### [PROBLEM DESCRIPTION]
Of all the lines in the material, how many include the word "upon"? Give only the number.

### [DATA SECTION]
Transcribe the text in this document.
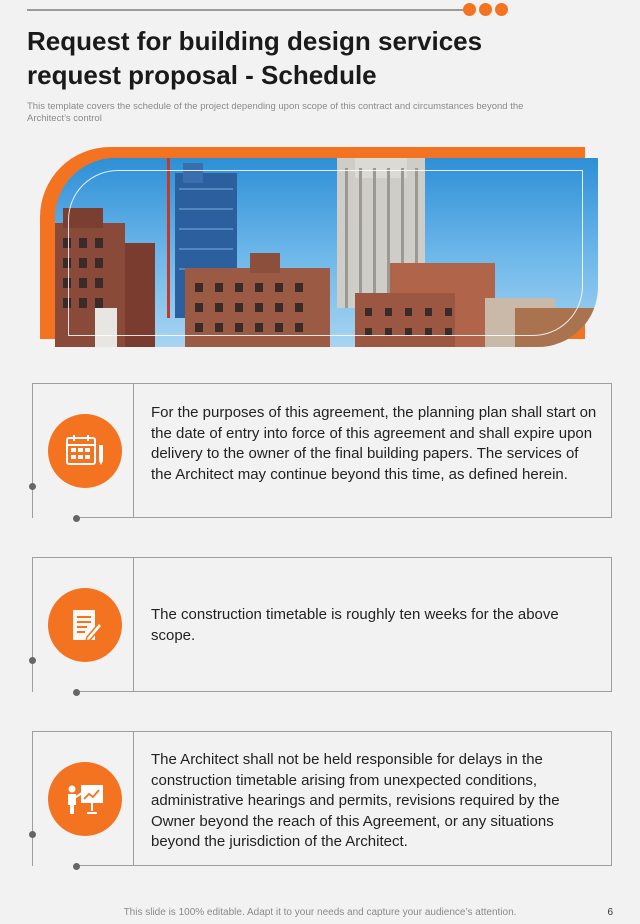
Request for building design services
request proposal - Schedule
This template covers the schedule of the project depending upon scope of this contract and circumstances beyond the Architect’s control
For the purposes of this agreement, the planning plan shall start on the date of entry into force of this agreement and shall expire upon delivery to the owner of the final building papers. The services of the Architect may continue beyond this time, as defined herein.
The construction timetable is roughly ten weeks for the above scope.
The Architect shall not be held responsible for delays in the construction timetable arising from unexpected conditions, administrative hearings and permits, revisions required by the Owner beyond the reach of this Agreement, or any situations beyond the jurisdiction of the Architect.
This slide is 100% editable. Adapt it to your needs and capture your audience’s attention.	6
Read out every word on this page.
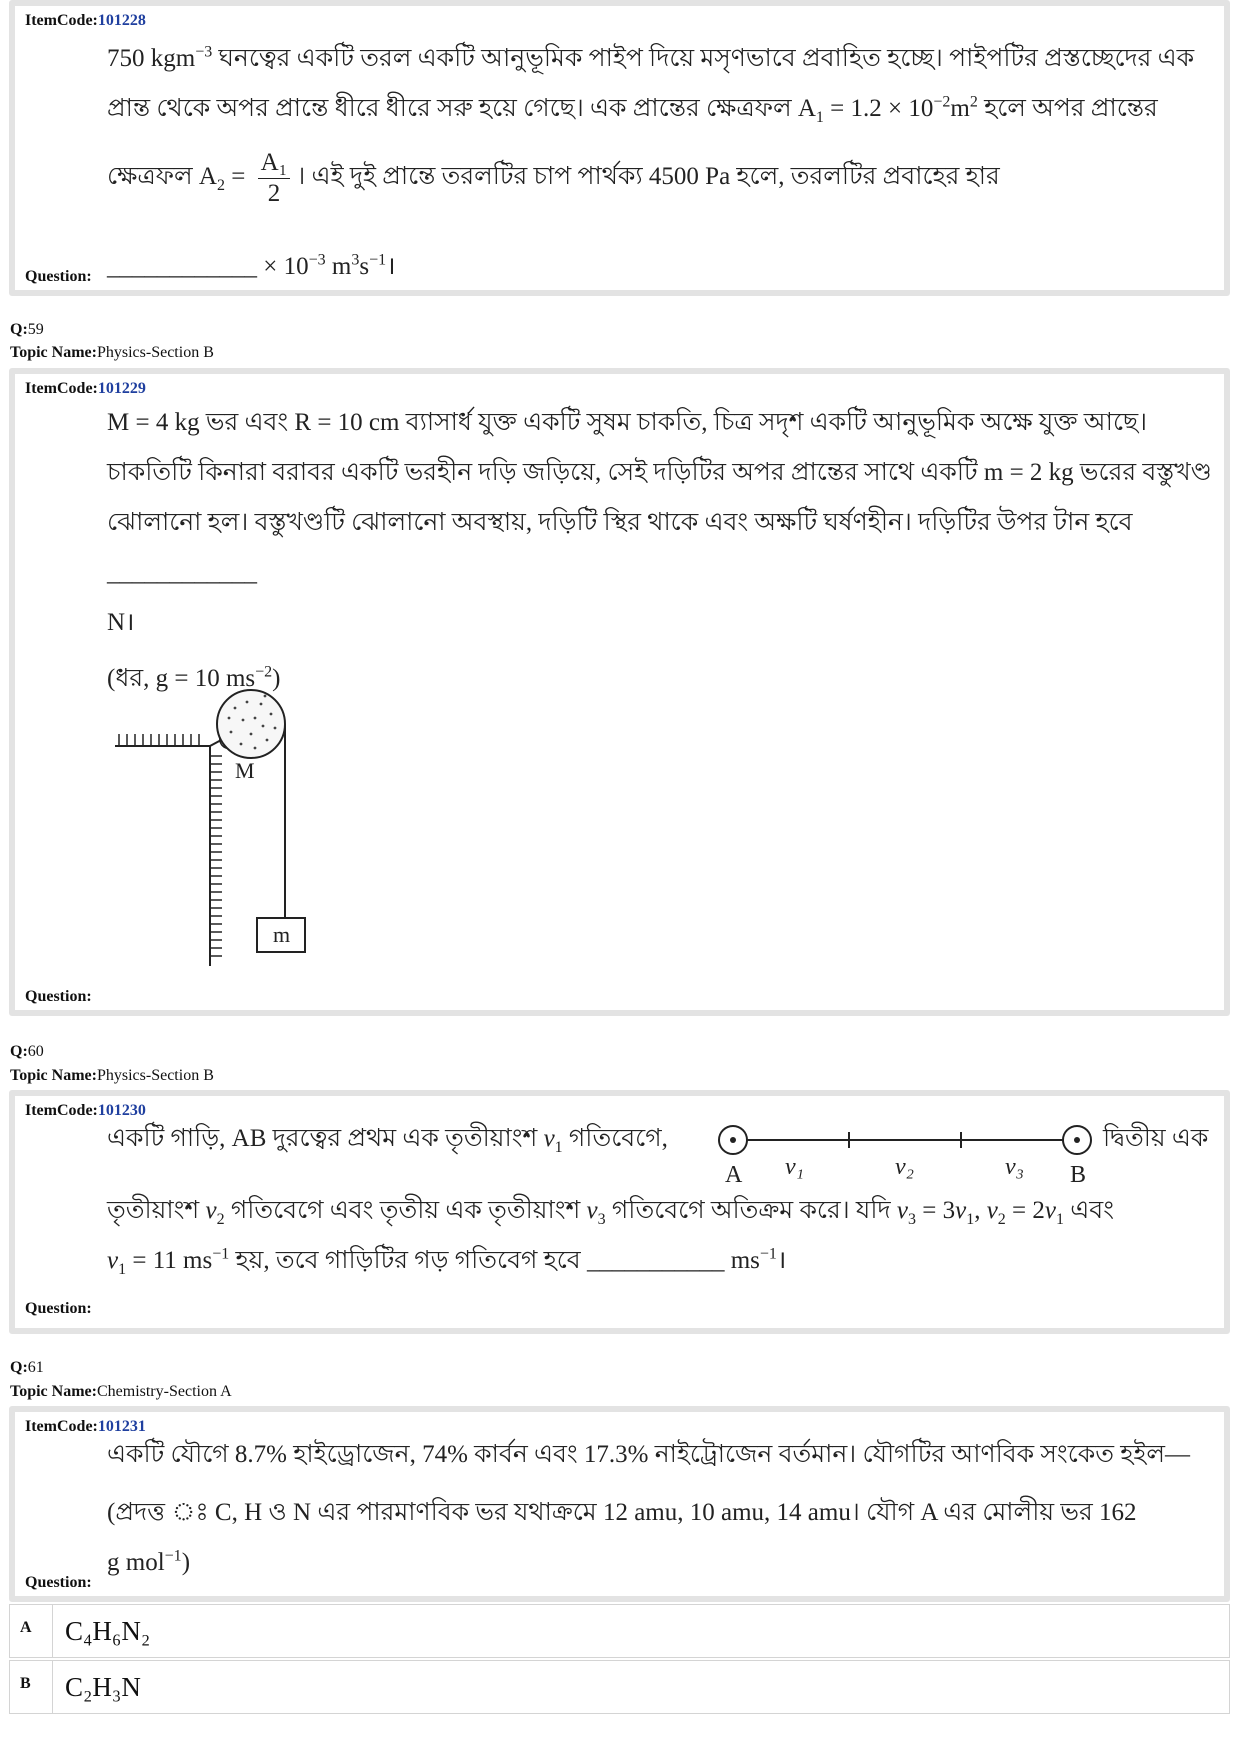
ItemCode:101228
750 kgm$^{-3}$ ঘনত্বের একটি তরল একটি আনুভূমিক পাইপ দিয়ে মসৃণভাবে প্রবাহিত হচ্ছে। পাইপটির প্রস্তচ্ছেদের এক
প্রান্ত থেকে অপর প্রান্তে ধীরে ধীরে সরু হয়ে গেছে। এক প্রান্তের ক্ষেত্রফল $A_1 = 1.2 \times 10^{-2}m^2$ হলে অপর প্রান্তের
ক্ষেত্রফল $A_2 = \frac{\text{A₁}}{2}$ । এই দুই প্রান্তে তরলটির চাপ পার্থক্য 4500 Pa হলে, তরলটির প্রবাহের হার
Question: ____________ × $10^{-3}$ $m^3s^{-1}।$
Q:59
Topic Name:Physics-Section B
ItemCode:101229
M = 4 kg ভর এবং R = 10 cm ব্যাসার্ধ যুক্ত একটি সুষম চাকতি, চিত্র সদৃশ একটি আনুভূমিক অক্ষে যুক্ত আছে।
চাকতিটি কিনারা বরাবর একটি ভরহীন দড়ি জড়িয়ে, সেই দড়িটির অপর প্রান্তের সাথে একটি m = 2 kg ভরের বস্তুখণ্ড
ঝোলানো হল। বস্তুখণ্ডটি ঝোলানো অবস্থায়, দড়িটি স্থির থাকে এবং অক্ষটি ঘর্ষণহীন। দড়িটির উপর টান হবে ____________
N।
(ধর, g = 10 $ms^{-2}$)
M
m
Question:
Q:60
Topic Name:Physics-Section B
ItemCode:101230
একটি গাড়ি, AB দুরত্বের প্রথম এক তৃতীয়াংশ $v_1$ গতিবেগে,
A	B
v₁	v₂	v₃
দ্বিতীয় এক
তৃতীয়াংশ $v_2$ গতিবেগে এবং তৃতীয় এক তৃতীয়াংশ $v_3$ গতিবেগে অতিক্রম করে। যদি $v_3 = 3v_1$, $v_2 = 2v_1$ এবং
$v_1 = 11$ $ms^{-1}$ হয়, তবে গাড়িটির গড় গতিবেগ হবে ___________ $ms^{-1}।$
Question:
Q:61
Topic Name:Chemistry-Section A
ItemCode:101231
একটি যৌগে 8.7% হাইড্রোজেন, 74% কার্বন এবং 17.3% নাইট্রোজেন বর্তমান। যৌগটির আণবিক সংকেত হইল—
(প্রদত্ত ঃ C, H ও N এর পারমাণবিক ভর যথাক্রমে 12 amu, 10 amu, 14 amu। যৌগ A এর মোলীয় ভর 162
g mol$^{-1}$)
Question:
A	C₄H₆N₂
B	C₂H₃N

### [SOLUTION TO THIS TASK]
2